◆ Stated task:
Give every entry again, word for word.

◆ Records shown:
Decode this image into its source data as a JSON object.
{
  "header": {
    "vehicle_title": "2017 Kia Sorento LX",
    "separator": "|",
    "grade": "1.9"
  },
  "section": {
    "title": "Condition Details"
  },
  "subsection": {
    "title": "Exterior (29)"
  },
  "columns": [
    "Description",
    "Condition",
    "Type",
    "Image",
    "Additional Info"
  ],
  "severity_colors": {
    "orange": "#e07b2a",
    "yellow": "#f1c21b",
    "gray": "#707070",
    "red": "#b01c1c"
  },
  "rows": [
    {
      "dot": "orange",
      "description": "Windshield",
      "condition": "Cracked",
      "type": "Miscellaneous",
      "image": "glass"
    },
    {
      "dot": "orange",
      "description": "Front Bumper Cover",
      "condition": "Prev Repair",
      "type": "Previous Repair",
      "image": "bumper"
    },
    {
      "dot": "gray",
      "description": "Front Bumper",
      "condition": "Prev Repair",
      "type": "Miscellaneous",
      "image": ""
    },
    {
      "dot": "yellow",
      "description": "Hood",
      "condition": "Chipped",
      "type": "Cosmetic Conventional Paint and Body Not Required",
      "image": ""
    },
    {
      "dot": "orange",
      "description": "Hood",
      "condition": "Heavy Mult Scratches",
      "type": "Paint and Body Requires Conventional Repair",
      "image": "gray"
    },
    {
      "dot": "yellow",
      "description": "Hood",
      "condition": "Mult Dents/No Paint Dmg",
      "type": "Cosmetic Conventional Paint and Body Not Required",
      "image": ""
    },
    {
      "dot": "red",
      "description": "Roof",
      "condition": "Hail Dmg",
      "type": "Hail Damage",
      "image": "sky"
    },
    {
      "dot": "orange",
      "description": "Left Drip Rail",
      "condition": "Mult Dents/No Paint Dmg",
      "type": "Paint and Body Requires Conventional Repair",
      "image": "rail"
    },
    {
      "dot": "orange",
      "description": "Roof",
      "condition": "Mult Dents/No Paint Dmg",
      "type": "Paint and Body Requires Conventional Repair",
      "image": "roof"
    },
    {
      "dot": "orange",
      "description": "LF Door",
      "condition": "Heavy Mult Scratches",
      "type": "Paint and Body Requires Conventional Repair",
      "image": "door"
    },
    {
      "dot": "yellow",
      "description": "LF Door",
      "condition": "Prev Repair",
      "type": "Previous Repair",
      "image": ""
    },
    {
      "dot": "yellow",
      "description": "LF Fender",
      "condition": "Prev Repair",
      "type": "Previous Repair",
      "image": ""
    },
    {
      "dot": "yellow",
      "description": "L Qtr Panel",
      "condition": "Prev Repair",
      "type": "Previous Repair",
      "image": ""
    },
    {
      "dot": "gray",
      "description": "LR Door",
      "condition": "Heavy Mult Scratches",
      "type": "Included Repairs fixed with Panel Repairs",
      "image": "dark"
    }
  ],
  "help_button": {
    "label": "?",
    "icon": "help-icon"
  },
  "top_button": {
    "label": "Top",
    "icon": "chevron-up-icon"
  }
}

◆ Worked solution:
Decode this image into its source data as a JSON object.
{
  "header": {
    "vehicle_title": "2017 Kia Sorento LX",
    "separator": "|",
    "grade": "1.9"
  },
  "section": {
    "title": "Condition Details"
  },
  "subsection": {
    "title": "Exterior (29)"
  },
  "columns": [
    "Description",
    "Condition",
    "Type",
    "Image",
    "Additional Info"
  ],
  "severity_colors": {
    "orange": "#e07b2a",
    "yellow": "#f1c21b",
    "gray": "#707070",
    "red": "#b01c1c"
  },
  "rows": [
    {
      "dot": "orange",
      "description": "Windshield",
      "condition": "Cracked",
      "type": "Miscellaneous",
      "image": "glass"
    },
    {
      "dot": "orange",
      "description": "Front Bumper Cover",
      "condition": "Prev Repair",
      "type": "Previous Repair",
      "image": "bumper"
    },
    {
      "dot": "gray",
      "description": "Front Bumper",
      "condition": "Prev Repair",
      "type": "Miscellaneous",
      "image": ""
    },
    {
      "dot": "yellow",
      "description": "Hood",
      "condition": "Chipped",
      "type": "Cosmetic Conventional Paint and Body Not Required",
      "image": ""
    },
    {
      "dot": "orange",
      "description": "Hood",
      "condition": "Heavy Mult Scratches",
      "type": "Paint and Body Requires Conventional Repair",
      "image": "gray"
    },
    {
      "dot": "yellow",
      "description": "Hood",
      "condition": "Mult Dents/No Paint Dmg",
      "type": "Cosmetic Conventional Paint and Body Not Required",
      "image": ""
    },
    {
      "dot": "red",
      "description": "Roof",
      "condition": "Hail Dmg",
      "type": "Hail Damage",
      "image": "sky"
    },
    {
      "dot": "orange",
      "description": "Left Drip Rail",
      "condition": "Mult Dents/No Paint Dmg",
      "type": "Paint and Body Requires Conventional Repair",
      "image": "rail"
    },
    {
      "dot": "orange",
      "description": "Roof",
      "condition": "Mult Dents/No Paint Dmg",
      "type": "Paint and Body Requires Conventional Repair",
      "image": "roof"
    },
    {
      "dot": "orange",
      "description": "LF Door",
      "condition": "Heavy Mult Scratches",
      "type": "Paint and Body Requires Conventional Repair",
      "image": "door"
    },
    {
      "dot": "yellow",
      "description": "LF Door",
      "condition": "Prev Repair",
      "type": "Previous Repair",
      "image": ""
    },
    {
      "dot": "yellow",
      "description": "LF Fender",
      "condition": "Prev Repair",
      "type": "Previous Repair",
      "image": ""
    },
    {
      "dot": "yellow",
      "description": "L Qtr Panel",
      "condition": "Prev Repair",
      "type": "Previous Repair",
      "image": ""
    },
    {
      "dot": "gray",
      "description": "LR Door",
      "condition": "Heavy Mult Scratches",
      "type": "Included Repairs fixed with Panel Repairs",
      "image": "dark"
    }
  ],
  "help_button": {
    "label": "?",
    "icon": "help-icon"
  },
  "top_button": {
    "label": "Top",
    "icon": "chevron-up-icon"
  }
}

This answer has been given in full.